= Text provided =

NEVE DEKALIM, Gaza Strip, AP – Thousands of Israeli security forces burst through makeshift blockades and poured into four Jewish settlements in the Gaza Strip early Wednesday, beginning the forcible removal of protesters who refused orders to leave the area ahead of a deadline.
Troops, accompanied by bulldozers, marched in formation and took up positions throughout Neve Dekalim, Gaza”s largest settlement, where about 2,000 protesters had barricaded themselves inside the main synagogue. In the Morag settlement, soldiers pushed through a barrier and dragged away protesters.
At Neve Dekalim, hundreds of troops began grabbing settlers and pushing them into buses. A young woman who refused to leave her home was carried out by four female soldiers as she shouted: "I don”t want to, I don”t want to."
The Gaza army commander, Maj. Gen. Dan Harel, walked with the troops in Neve Dekalim. "We are not leaving until the settlement has been evacuated," he said.

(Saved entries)
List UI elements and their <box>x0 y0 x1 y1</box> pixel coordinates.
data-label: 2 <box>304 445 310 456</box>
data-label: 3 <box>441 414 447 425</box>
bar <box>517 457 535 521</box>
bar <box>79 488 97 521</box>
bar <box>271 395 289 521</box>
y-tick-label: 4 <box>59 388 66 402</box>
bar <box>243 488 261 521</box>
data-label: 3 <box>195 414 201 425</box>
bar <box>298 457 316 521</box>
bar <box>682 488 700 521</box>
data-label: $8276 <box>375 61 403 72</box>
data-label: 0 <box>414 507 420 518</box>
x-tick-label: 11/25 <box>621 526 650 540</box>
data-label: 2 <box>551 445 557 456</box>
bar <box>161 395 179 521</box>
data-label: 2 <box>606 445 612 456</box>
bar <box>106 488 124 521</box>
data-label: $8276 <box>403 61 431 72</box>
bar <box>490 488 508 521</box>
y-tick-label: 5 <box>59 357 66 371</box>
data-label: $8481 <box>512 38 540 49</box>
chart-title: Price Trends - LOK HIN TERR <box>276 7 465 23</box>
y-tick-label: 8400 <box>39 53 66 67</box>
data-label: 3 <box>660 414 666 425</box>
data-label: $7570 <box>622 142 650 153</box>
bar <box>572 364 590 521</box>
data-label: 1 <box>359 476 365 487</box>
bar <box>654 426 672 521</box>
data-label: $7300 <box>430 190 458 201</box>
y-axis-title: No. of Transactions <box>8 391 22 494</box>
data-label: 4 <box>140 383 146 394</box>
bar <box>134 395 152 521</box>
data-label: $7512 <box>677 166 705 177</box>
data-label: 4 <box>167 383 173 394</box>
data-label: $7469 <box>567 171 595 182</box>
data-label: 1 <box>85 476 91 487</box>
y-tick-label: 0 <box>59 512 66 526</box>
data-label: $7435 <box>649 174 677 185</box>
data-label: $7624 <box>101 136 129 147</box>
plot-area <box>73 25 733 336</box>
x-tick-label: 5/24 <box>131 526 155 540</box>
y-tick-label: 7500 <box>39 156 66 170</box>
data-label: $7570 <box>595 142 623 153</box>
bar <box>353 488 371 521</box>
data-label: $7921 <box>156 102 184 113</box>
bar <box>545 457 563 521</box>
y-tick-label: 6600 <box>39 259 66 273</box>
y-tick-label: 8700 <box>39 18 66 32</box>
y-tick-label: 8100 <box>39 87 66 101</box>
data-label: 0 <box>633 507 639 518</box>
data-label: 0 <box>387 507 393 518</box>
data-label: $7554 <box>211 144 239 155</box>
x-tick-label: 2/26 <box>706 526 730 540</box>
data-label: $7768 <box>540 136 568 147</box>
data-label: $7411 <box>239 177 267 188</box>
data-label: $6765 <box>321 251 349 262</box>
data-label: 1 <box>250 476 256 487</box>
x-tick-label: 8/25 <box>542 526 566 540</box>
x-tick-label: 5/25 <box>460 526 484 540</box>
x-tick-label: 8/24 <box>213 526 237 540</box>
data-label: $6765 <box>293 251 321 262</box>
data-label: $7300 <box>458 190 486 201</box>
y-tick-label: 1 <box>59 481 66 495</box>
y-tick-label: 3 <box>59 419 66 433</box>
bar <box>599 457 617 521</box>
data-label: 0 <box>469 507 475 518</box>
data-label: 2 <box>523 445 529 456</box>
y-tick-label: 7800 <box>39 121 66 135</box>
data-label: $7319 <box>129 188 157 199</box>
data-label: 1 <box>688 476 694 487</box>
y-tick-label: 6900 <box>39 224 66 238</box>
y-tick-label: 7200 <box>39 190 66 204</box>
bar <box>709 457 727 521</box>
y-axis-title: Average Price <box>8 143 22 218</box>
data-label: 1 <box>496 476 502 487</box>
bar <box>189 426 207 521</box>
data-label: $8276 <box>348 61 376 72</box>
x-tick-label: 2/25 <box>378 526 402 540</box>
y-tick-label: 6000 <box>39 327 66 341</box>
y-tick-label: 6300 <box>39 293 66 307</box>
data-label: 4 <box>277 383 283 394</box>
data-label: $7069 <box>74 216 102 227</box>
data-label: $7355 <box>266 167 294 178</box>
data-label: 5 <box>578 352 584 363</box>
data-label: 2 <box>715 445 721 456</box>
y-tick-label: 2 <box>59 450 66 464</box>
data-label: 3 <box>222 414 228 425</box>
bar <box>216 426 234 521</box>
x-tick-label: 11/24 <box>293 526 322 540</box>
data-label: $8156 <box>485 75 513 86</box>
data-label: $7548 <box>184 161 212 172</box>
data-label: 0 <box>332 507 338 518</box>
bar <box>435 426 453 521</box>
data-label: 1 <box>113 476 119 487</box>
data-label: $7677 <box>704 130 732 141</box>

= Task set =
1 – According to the news report, about how many protesters had barricaded themselves inside the main synagogue in Neve Dekalim?
2 – From the news report, set down the passage that begins at the words "Troops, accompanied by" and stops after "dragged away protesters.", copied without any change.

= Answers to the tasks =
1 – About 2,000 protesters.

2 –
Troops, accompanied by bulldozers, marched in formation and took up positions throughout Neve Dekalim, Gaza”s largest settlement, where about 2,000 protesters had barricaded themselves inside the main synagogue. In the Morag settlement, soldiers pushed through a barrier and dragged away protesters.